Available records:
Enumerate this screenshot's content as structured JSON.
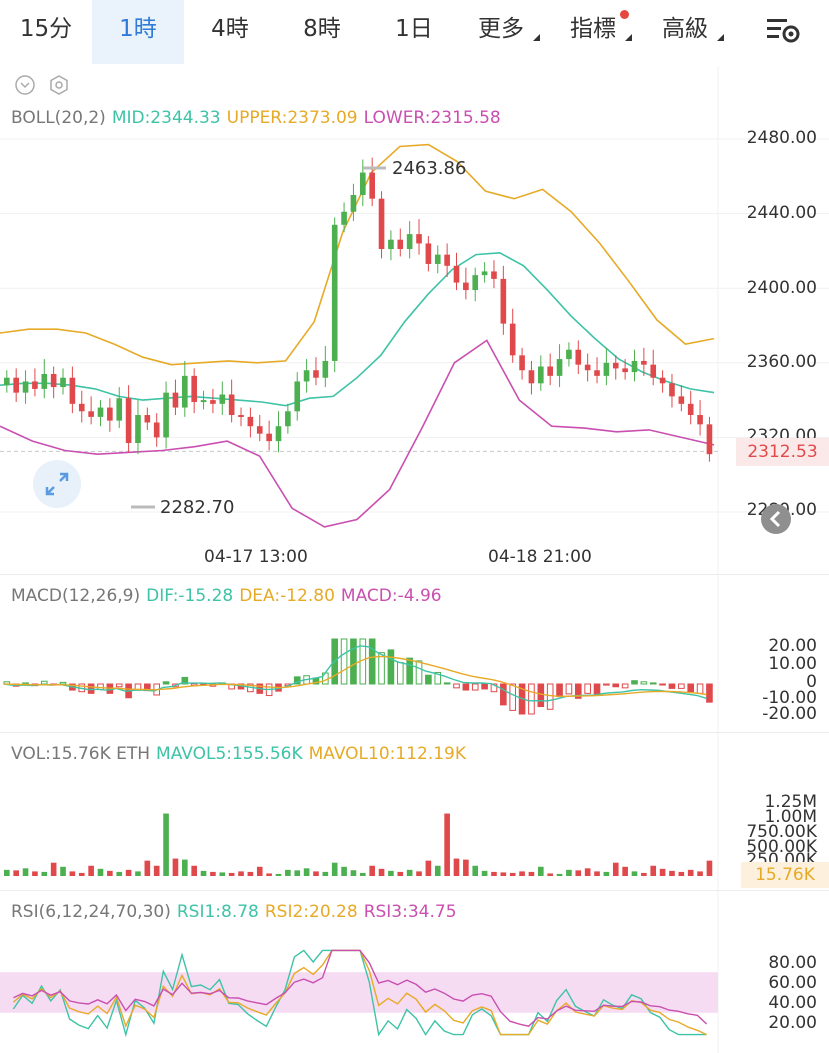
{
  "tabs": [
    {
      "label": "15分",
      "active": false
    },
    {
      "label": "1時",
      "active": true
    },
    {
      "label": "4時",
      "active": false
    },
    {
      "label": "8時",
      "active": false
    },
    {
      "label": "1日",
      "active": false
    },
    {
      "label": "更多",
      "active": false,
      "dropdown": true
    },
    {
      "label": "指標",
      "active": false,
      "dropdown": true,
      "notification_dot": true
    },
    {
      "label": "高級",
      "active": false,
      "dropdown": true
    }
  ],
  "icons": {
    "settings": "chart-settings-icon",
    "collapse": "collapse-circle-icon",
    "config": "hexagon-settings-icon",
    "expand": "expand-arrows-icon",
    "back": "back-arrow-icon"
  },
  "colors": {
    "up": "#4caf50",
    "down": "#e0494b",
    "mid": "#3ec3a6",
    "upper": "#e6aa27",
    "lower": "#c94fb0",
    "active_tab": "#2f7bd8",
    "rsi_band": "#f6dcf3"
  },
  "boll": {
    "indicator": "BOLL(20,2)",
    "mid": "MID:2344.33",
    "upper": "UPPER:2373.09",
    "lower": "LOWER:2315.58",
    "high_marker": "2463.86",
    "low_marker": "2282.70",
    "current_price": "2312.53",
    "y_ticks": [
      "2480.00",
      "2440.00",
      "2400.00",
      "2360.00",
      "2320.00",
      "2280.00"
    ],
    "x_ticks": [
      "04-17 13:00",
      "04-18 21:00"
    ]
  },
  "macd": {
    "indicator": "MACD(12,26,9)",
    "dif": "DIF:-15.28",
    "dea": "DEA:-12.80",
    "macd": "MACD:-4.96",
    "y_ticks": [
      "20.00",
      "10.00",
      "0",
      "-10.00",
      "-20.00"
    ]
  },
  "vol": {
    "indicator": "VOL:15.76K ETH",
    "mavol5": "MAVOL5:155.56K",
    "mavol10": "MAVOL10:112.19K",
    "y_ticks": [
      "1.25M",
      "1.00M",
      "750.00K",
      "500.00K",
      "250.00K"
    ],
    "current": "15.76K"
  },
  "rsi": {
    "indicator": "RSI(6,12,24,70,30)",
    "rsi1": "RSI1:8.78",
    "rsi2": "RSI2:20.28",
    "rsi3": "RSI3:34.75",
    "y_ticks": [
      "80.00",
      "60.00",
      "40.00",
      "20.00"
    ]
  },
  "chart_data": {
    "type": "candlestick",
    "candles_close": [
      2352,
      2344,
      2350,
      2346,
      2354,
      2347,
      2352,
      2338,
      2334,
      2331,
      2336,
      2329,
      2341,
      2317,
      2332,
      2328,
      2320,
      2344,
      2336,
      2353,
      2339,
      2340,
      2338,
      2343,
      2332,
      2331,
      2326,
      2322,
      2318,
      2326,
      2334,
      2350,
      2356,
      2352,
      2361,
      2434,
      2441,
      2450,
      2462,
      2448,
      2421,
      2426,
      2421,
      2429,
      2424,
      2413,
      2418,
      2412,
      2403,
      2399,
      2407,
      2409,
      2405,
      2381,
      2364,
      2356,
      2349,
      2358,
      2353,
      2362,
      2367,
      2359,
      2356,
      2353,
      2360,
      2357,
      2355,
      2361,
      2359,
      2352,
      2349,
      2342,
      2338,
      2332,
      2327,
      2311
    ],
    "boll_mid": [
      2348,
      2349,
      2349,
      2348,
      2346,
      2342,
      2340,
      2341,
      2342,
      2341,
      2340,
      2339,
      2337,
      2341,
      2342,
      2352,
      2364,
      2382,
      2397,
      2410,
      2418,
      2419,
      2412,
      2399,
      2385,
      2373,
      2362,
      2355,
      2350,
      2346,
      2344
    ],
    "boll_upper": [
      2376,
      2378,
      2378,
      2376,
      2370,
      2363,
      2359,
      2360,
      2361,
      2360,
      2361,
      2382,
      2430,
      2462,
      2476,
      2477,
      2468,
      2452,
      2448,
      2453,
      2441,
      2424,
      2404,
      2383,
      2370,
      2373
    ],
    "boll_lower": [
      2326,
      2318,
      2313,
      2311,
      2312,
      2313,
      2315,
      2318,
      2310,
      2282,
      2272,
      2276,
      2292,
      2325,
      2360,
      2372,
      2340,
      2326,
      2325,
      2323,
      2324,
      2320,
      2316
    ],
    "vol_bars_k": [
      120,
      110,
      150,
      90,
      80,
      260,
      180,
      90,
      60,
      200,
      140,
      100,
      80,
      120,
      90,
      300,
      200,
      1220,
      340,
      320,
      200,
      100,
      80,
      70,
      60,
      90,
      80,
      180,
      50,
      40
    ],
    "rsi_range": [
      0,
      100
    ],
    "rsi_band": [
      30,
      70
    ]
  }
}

...

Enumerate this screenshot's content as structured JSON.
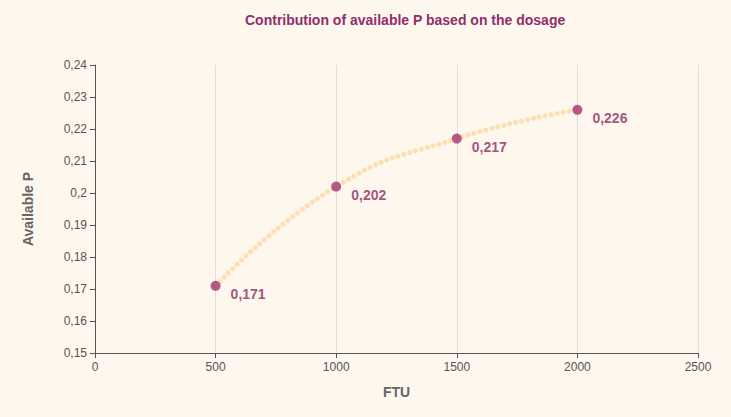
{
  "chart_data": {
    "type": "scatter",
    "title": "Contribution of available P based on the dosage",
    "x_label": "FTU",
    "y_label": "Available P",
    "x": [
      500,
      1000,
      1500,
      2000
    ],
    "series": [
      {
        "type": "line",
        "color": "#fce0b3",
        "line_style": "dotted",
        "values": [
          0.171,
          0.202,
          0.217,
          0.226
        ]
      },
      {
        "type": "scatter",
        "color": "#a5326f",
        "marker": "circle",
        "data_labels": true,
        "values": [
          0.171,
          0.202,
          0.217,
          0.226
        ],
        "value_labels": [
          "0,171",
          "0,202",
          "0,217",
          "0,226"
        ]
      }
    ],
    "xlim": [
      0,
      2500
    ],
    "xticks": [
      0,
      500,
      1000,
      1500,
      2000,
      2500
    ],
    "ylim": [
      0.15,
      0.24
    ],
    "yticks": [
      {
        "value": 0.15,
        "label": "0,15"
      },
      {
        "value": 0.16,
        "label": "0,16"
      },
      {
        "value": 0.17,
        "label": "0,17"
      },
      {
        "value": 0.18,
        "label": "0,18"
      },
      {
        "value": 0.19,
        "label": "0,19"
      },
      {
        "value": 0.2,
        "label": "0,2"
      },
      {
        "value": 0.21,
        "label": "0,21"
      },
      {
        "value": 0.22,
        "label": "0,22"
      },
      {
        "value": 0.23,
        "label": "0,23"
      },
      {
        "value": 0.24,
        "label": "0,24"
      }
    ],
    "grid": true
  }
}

What to work on:
Show all lines in the entries above where the string "true" appears.

Result of this task:
      "active": true
      "dropdown": true
      "dropdown": true,
      "notification_dot": true
      "dropdown": true
        "data_labels": true,
    "grid": true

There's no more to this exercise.